— start Records for this task —

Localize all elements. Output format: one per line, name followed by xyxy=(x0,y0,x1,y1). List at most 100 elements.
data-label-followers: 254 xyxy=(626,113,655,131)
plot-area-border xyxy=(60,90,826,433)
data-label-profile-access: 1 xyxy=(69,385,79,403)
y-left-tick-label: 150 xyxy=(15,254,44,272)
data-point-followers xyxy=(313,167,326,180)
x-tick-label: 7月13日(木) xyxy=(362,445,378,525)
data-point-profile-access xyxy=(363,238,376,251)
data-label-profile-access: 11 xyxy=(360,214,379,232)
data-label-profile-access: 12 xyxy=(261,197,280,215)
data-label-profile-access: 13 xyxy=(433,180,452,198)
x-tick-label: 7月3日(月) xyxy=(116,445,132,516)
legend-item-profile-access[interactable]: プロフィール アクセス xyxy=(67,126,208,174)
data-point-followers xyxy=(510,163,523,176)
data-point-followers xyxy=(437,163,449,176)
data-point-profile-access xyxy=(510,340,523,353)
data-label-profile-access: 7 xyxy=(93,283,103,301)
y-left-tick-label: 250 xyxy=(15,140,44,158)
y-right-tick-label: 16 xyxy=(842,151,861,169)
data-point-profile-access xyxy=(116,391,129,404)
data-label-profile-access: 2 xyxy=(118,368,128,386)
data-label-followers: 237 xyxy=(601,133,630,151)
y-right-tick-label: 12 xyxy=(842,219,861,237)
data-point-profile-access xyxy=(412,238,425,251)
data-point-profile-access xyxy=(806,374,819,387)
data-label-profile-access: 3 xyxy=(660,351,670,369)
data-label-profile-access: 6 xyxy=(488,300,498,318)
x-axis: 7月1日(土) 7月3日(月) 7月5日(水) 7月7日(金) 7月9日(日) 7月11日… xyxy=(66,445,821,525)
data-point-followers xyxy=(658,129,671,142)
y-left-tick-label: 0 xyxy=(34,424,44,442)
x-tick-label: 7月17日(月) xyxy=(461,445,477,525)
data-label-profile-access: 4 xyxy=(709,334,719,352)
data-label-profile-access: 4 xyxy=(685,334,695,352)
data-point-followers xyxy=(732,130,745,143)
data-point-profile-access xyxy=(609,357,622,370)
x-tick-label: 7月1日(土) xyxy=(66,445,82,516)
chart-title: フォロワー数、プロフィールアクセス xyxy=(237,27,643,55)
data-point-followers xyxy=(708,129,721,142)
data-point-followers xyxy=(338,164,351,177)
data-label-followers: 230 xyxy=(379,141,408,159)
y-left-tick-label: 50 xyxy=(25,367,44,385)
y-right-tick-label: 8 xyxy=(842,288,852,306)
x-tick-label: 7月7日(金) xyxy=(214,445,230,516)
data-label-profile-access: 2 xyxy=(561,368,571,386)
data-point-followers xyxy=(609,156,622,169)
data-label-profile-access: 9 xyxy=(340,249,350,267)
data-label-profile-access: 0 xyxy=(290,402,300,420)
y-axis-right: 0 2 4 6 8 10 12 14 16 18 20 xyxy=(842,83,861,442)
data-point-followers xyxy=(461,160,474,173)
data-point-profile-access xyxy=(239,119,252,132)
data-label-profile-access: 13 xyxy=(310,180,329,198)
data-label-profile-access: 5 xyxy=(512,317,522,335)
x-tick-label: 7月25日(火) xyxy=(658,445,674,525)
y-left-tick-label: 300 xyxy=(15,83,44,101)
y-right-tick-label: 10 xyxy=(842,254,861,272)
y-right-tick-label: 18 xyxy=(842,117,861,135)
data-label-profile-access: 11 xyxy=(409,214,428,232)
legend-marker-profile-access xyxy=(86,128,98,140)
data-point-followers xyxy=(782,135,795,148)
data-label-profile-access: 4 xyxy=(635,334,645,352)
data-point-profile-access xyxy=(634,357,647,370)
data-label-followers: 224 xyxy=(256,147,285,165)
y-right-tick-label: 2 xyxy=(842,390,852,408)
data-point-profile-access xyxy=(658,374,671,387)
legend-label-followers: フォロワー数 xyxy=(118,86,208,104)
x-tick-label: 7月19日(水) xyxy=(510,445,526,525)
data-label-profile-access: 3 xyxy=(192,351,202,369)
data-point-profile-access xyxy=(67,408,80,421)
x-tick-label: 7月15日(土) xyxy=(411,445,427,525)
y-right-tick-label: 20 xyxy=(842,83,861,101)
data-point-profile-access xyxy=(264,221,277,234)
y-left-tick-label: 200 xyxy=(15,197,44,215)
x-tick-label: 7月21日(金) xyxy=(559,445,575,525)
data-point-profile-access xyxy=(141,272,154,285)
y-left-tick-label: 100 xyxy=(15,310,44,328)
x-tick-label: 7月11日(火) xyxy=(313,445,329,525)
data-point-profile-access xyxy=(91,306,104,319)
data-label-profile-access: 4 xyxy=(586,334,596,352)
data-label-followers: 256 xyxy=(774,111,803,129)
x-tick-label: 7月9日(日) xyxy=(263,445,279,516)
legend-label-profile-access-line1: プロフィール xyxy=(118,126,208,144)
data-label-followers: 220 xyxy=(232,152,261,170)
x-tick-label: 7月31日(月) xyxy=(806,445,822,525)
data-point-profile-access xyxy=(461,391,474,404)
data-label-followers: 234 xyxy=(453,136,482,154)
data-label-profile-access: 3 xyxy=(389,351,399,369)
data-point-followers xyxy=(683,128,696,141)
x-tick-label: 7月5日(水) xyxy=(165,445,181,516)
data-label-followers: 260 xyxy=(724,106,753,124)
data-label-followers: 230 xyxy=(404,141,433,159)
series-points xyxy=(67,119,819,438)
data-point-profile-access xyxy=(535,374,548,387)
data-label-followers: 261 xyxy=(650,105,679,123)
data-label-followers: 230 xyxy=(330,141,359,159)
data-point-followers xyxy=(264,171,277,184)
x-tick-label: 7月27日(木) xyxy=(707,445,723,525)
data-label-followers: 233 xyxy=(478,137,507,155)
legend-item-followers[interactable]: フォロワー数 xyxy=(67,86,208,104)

— end Records for this task —

▸ Aim of the exercise
Reproduce the lines above from the first one through the line holding "data-label-profile-access: 12 xyxy=(261,197,280,215)", with both ends included.

▸ Final result
Localize all elements. Output format: one per line, name followed by xyxy=(x0,y0,x1,y1). List at most 100 elements.
data-label-followers: 254 xyxy=(626,113,655,131)
plot-area-border xyxy=(60,90,826,433)
data-label-profile-access: 1 xyxy=(69,385,79,403)
y-left-tick-label: 150 xyxy=(15,254,44,272)
data-point-followers xyxy=(313,167,326,180)
x-tick-label: 7月13日(木) xyxy=(362,445,378,525)
data-point-profile-access xyxy=(363,238,376,251)
data-label-profile-access: 11 xyxy=(360,214,379,232)
data-label-profile-access: 12 xyxy=(261,197,280,215)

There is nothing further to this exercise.